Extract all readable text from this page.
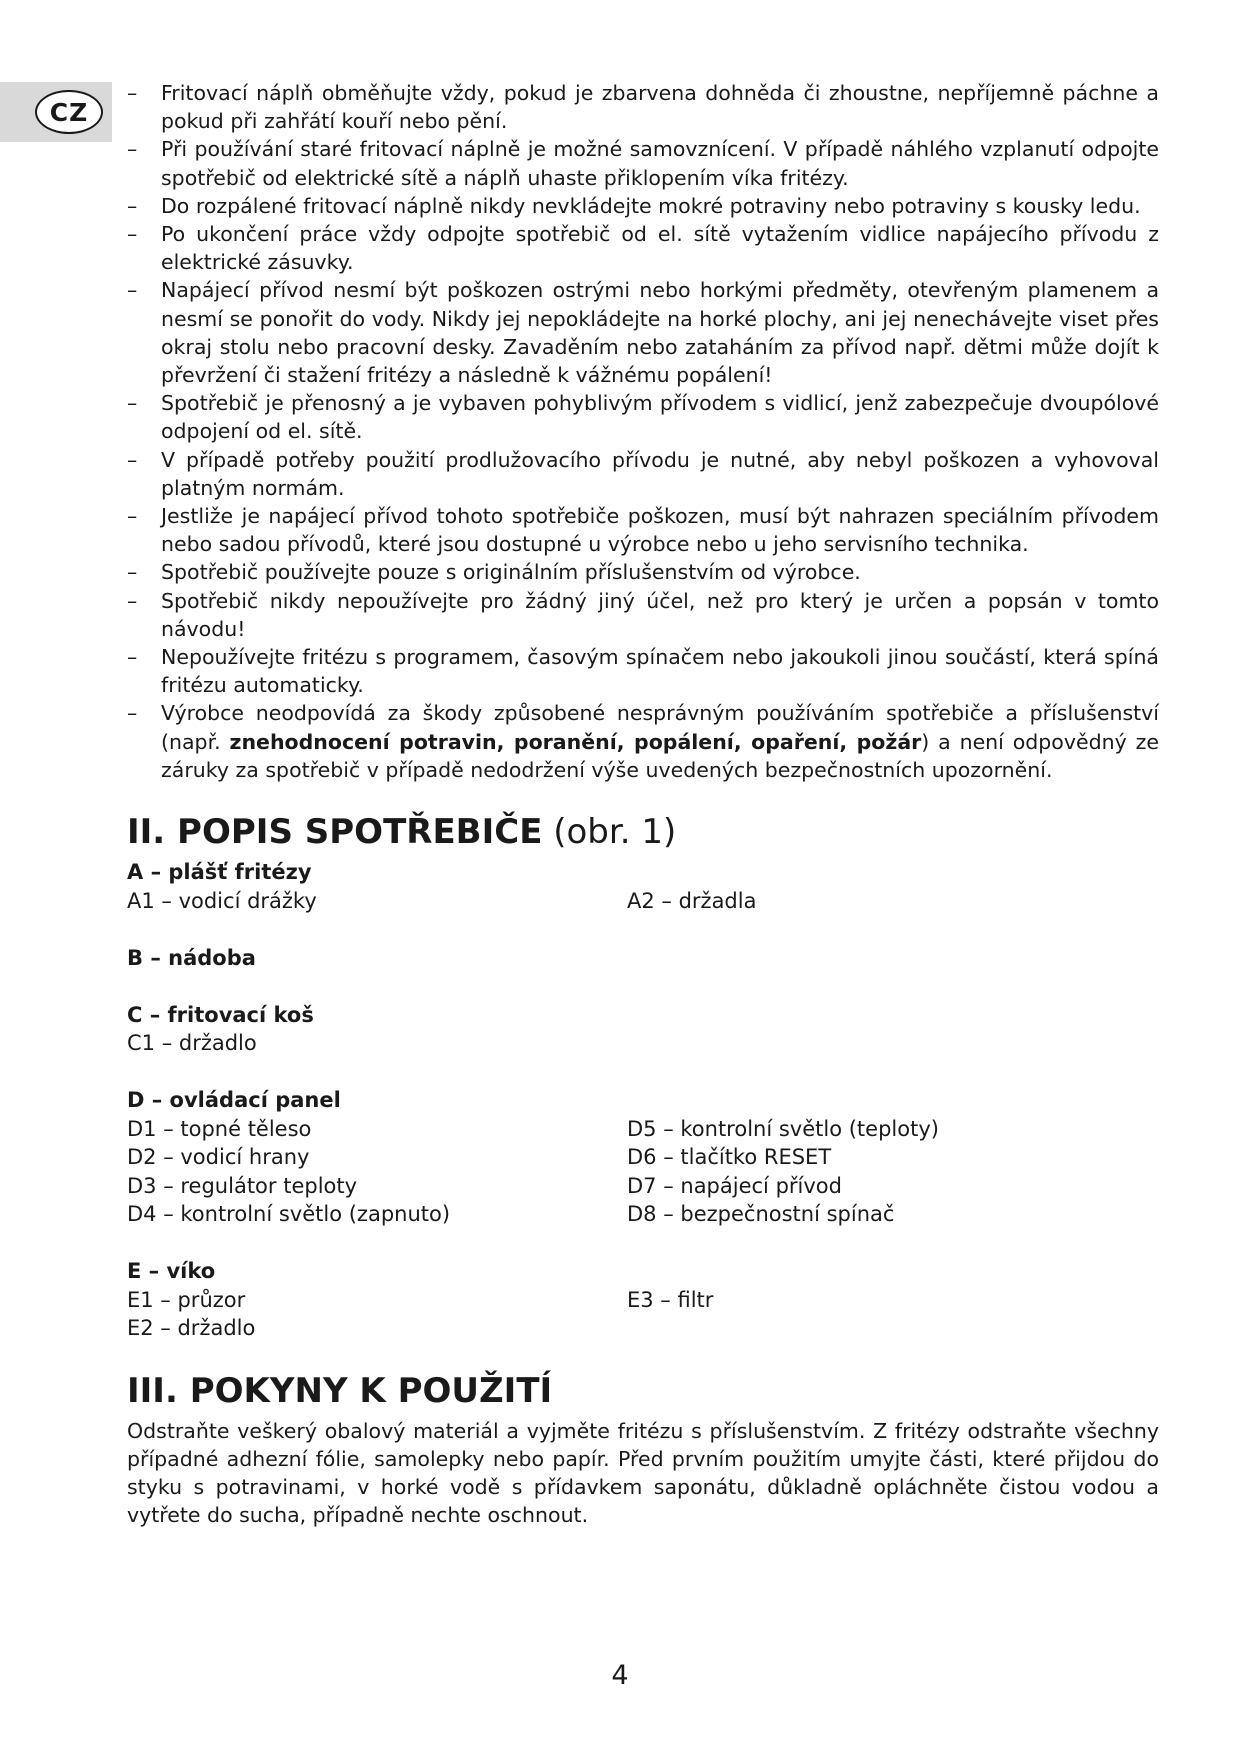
CZ
– Fritovací náplň obměňujte vždy, pokud je zbarvena dohněda či zhoustne, nepříjemně páchne a pokud při zahřátí kouří nebo pění.
– Při používání staré fritovací náplně je možné samovznícení. V případě náhlého vzplanutí odpojte spotřebič od elektrické sítě a náplň uhaste přiklopením víka fritézy.
– Do rozpálené fritovací náplně nikdy nevkládejte mokré potraviny nebo potraviny s kousky ledu.
– Po ukončení práce vždy odpojte spotřebič od el. sítě vytažením vidlice napájecího přívodu z elektrické zásuvky.
– Napájecí přívod nesmí být poškozen ostrými nebo horkými předměty, otevřeným plamenem a nesmí se ponořit do vody. Nikdy jej nepokládejte na horké plochy, ani jej nenechávejte viset přes okraj stolu nebo pracovní desky. Zavaděním nebo zataháním za přívod např. dětmi může dojít k převržení či stažení fritézy a následně k vážnému popálení!
– Spotřebič je přenosný a je vybaven pohyblivým přívodem s vidlicí, jenž zabezpečuje dvoupólové odpojení od el. sítě.
– V případě potřeby použití prodlužovacího přívodu je nutné, aby nebyl poškozen a vyhovoval platným normám.
– Jestliže je napájecí přívod tohoto spotřebiče poškozen, musí být nahrazen speciálním přívodem nebo sadou přívodů, které jsou dostupné u výrobce nebo u jeho servisního technika.
– Spotřebič používejte pouze s originálním příslušenstvím od výrobce.
– Spotřebič nikdy nepoužívejte pro žádný jiný účel, než pro který je určen a popsán v tomto návodu!
– Nepoužívejte fritézu s programem, časovým spínačem nebo jakoukoli jinou součástí, která spíná fritézu automaticky.
– Výrobce neodpovídá za škody způsobené nesprávným používáním spotřebiče a příslušenství (např. znehodnocení potravin, poranění, popálení, opaření, požár) a není odpovědný ze záruky za spotřebič v případě nedodržení výše uvedených bezpečnostních upozornění.
II. POPIS SPOTŘEBIČE (obr. 1)
A – plášť fritézy
A1 – vodicí drážky	A2 – držadla
B – nádoba
C – fritovací koš
C1 – držadlo
D – ovládací panel
D1 – topné těleso	D5 – kontrolní světlo (teploty)
D2 – vodicí hrany	D6 – tlačítko RESET
D3 – regulátor teploty	D7 – napájecí přívod
D4 – kontrolní světlo (zapnuto)	D8 – bezpečnostní spínač
E – víko
E1 – průzor	E3 – filtr
E2 – držadlo
III. POKYNY K POUŽITÍ

Odstraňte veškerý obalový materiál a vyjměte fritézu s příslušenstvím. Z fritézy odstraňte všechny případné adhezní fólie, samolepky nebo papír. Před prvním použitím umyjte části, které přijdou do styku s potravinami, v horké vodě s přídavkem saponátu, důkladně opláchněte čistou vodou a vytřete do sucha, případně nechte oschnout.

4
════════════════════
#### Problem to solve
List every line above containing the word "přívodu".

#### Solution
– Po ukončení práce vždy odpojte spotřebič od el. sítě vytažením vidlice napájecího přívodu z elektrické zásuvky.
– V případě potřeby použití prodlužovacího přívodu je nutné, aby nebyl poškozen a vyhovoval platným normám.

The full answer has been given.